THE TASK:
Locate every line in the material below that has the word "this". Copy each of those lines.

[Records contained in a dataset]
* * * * * * * * *

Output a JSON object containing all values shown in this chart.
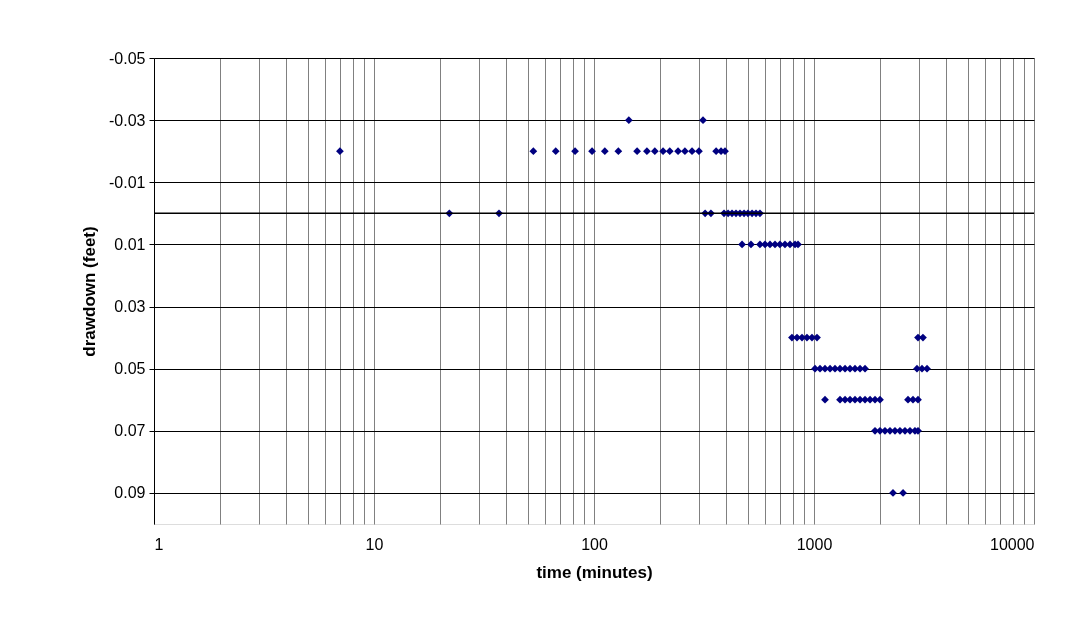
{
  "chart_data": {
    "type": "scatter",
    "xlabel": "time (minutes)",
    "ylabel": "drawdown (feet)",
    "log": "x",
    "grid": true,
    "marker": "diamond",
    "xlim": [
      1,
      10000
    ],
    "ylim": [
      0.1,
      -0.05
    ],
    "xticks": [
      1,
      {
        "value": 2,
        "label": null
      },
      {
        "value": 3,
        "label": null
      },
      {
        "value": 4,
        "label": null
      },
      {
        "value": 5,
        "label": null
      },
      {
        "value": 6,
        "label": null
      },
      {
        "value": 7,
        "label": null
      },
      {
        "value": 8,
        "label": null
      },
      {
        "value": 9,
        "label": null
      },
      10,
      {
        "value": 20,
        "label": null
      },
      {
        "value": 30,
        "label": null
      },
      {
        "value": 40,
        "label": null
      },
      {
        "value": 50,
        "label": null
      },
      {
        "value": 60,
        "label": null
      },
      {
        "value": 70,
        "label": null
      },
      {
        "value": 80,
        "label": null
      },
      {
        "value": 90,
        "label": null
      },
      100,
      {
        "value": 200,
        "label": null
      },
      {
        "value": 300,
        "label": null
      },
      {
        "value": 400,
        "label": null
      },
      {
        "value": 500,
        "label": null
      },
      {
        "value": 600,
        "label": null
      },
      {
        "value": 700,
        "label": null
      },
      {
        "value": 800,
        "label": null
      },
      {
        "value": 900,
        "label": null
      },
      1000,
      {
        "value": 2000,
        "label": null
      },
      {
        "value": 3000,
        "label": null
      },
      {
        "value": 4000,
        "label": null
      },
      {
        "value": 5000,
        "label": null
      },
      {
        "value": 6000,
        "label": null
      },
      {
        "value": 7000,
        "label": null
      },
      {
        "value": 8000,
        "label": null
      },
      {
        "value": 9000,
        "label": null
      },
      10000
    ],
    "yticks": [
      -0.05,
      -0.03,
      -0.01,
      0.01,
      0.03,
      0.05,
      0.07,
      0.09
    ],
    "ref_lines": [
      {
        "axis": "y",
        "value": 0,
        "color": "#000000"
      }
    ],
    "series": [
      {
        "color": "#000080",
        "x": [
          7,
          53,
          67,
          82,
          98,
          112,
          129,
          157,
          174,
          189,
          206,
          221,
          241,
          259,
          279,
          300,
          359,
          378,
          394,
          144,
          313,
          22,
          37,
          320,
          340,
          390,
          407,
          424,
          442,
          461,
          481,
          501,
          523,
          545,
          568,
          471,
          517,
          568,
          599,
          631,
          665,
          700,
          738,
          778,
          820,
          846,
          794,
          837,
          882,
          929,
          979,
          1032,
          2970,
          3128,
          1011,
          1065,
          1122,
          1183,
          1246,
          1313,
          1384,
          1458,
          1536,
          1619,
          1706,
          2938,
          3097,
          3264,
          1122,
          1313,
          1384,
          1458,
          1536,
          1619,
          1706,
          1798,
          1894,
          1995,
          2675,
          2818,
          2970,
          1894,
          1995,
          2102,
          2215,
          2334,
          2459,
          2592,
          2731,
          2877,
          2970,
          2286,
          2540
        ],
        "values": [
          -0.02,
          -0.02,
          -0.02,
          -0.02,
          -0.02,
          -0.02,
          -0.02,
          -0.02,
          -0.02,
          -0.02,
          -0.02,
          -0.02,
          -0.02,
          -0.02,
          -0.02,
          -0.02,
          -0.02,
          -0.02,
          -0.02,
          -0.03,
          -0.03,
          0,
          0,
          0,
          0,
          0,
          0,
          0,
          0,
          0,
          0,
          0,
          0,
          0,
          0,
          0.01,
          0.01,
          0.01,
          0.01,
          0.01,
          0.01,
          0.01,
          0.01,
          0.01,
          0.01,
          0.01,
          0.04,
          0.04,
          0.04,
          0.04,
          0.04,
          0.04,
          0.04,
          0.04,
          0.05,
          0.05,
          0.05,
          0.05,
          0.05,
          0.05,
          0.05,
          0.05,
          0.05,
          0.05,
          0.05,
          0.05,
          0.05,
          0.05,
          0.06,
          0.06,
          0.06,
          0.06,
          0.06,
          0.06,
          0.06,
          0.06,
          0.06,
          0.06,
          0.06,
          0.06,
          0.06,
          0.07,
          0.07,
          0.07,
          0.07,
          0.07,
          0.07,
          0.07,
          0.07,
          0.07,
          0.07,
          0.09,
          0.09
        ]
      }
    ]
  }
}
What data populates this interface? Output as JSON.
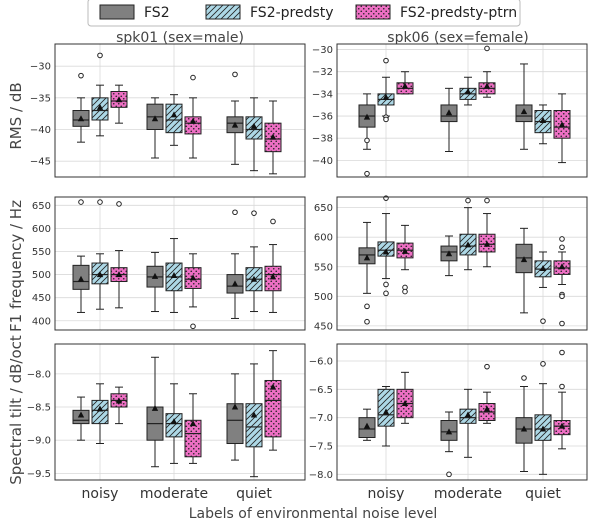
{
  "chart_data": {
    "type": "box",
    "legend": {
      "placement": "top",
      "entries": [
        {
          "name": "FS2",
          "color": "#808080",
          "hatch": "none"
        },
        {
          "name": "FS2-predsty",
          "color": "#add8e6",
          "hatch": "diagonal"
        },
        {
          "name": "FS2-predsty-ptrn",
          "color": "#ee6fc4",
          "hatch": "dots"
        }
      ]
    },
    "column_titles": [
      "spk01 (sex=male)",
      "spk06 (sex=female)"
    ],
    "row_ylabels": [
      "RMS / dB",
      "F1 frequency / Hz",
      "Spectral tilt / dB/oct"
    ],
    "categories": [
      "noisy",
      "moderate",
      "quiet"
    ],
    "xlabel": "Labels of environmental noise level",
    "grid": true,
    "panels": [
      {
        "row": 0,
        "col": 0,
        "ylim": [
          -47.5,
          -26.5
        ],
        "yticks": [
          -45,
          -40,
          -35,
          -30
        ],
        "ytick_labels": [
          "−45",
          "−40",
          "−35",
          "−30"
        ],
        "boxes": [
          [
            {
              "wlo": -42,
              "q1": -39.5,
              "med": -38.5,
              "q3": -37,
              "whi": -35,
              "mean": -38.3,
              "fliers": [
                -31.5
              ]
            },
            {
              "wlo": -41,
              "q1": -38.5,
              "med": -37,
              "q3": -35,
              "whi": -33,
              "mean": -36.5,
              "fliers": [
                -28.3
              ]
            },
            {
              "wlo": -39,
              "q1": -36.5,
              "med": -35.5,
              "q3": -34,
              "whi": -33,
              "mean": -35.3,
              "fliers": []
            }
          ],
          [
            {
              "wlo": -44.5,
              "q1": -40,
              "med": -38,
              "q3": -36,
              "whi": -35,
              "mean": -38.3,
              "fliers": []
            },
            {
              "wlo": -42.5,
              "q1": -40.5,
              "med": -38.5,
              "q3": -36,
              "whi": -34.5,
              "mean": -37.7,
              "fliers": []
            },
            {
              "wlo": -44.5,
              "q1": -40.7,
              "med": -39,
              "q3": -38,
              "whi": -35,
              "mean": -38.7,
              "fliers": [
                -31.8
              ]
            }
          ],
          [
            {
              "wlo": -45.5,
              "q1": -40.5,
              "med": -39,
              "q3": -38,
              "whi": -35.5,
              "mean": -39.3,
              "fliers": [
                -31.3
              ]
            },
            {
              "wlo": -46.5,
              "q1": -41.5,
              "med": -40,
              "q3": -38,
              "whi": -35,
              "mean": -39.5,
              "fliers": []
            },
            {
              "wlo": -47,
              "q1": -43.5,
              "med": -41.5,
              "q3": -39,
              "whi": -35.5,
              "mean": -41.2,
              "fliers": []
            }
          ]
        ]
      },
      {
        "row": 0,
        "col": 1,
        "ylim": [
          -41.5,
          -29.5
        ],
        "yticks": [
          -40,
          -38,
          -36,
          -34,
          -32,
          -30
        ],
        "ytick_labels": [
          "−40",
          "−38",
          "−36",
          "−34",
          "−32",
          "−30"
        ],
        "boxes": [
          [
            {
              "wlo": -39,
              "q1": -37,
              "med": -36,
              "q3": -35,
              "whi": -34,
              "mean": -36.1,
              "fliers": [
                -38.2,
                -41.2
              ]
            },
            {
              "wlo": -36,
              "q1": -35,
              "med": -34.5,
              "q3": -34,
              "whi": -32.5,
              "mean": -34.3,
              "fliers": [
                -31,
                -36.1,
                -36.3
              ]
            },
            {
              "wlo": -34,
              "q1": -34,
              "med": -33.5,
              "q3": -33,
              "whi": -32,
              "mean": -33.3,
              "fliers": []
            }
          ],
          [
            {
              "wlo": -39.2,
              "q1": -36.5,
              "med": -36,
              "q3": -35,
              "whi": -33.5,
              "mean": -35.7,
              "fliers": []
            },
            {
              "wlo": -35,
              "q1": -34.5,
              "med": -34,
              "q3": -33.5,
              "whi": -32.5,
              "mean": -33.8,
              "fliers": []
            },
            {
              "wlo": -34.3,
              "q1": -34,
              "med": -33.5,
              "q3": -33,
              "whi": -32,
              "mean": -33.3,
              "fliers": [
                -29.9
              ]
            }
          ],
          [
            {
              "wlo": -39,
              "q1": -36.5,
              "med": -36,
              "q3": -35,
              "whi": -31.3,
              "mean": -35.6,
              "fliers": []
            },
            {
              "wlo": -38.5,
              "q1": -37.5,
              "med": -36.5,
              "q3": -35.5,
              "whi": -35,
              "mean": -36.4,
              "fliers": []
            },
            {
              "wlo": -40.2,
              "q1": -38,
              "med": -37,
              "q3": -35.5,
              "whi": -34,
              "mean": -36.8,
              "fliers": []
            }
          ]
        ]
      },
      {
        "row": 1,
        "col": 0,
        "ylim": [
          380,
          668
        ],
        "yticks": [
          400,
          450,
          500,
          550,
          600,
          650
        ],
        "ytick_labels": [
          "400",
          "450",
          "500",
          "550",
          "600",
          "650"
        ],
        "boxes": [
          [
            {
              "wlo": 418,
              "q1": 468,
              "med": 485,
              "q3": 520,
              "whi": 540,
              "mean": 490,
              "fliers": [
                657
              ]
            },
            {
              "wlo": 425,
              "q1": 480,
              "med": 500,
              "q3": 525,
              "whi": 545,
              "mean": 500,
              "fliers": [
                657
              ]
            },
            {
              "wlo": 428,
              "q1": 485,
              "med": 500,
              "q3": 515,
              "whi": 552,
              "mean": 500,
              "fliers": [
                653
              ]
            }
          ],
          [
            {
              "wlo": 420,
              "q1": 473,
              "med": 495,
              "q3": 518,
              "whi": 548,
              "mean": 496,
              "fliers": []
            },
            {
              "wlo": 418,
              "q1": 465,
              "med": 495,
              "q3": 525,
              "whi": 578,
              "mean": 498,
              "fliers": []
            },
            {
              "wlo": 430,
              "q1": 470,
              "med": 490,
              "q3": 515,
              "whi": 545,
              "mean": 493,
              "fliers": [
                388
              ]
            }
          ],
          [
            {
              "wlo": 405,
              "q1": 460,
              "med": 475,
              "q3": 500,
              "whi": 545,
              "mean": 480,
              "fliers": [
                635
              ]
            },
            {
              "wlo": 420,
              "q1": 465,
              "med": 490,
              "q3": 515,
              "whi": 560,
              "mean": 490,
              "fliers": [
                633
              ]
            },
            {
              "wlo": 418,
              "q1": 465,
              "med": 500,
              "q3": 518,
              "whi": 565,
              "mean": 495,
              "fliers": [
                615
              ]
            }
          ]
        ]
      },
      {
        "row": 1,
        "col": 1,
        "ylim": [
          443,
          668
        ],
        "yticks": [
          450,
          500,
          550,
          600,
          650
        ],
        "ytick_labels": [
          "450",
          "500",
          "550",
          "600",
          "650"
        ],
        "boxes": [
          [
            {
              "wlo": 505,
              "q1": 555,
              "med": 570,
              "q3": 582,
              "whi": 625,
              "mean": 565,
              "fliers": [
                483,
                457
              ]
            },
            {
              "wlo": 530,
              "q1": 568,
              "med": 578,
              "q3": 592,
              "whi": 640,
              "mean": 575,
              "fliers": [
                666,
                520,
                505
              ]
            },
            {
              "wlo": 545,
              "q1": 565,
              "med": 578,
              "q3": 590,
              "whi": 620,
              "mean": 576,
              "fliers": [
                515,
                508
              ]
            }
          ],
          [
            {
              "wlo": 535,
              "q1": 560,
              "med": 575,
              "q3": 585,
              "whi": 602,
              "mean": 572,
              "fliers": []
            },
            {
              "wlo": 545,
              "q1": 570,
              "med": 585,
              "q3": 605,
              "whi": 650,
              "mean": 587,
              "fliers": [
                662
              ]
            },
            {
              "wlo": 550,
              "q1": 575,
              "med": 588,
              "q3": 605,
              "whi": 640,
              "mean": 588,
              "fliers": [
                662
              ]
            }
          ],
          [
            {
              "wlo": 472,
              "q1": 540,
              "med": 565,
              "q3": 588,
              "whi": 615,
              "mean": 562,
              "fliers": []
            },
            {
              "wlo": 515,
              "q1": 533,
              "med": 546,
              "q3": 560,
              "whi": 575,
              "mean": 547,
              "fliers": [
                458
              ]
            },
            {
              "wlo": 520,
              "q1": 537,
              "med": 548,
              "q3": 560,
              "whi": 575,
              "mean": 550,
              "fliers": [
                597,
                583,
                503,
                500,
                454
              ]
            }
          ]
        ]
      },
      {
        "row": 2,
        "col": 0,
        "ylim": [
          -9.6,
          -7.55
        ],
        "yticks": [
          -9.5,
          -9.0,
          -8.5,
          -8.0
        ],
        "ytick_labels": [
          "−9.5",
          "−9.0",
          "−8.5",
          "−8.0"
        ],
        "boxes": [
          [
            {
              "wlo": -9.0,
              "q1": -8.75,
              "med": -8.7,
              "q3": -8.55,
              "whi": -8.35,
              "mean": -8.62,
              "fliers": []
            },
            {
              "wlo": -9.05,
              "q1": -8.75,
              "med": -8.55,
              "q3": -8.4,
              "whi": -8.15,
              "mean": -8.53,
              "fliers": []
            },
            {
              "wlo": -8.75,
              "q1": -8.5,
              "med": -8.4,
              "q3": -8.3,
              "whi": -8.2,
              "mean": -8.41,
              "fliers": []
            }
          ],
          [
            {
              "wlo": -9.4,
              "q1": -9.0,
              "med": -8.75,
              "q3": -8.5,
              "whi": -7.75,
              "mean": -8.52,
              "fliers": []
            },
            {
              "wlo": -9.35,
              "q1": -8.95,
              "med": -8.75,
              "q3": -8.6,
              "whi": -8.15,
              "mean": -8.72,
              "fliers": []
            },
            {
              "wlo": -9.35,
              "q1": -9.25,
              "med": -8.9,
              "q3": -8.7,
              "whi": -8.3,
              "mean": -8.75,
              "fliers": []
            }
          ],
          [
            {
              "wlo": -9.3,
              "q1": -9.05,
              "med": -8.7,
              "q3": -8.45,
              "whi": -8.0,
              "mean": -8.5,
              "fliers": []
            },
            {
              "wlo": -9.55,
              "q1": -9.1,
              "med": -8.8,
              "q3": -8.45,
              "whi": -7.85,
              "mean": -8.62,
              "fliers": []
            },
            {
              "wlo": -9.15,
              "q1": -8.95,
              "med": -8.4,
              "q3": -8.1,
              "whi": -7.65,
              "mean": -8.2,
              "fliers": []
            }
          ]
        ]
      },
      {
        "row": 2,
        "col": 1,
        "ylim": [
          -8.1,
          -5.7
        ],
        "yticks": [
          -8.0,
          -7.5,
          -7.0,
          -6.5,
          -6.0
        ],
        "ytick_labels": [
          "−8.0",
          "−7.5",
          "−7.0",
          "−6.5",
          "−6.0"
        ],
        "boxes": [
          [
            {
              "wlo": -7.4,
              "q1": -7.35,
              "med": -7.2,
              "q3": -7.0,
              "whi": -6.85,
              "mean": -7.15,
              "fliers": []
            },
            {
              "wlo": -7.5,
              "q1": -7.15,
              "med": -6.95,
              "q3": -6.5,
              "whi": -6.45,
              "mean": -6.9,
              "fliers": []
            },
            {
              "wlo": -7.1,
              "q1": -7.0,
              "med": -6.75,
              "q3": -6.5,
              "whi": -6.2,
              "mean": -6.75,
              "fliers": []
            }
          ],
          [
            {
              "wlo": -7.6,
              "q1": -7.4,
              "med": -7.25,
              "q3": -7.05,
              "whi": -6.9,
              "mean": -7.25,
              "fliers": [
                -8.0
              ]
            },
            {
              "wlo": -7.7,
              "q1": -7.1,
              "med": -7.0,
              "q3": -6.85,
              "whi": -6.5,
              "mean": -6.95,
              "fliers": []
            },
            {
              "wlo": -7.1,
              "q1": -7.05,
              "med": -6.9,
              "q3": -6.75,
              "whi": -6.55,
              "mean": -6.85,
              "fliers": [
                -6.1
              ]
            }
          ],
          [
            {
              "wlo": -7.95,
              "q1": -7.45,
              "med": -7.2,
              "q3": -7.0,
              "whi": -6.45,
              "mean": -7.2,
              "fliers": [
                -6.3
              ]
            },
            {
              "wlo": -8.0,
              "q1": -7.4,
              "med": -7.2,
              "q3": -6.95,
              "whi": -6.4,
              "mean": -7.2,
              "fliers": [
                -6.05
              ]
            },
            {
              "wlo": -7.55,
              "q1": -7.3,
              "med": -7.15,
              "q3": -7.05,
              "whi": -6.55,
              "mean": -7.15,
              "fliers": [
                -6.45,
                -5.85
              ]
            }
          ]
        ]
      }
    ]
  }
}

* * * * * * * * *

SOLUTION:
Output a JSON object containing all values shown in this chart.
What data populates this interface? Output as JSON.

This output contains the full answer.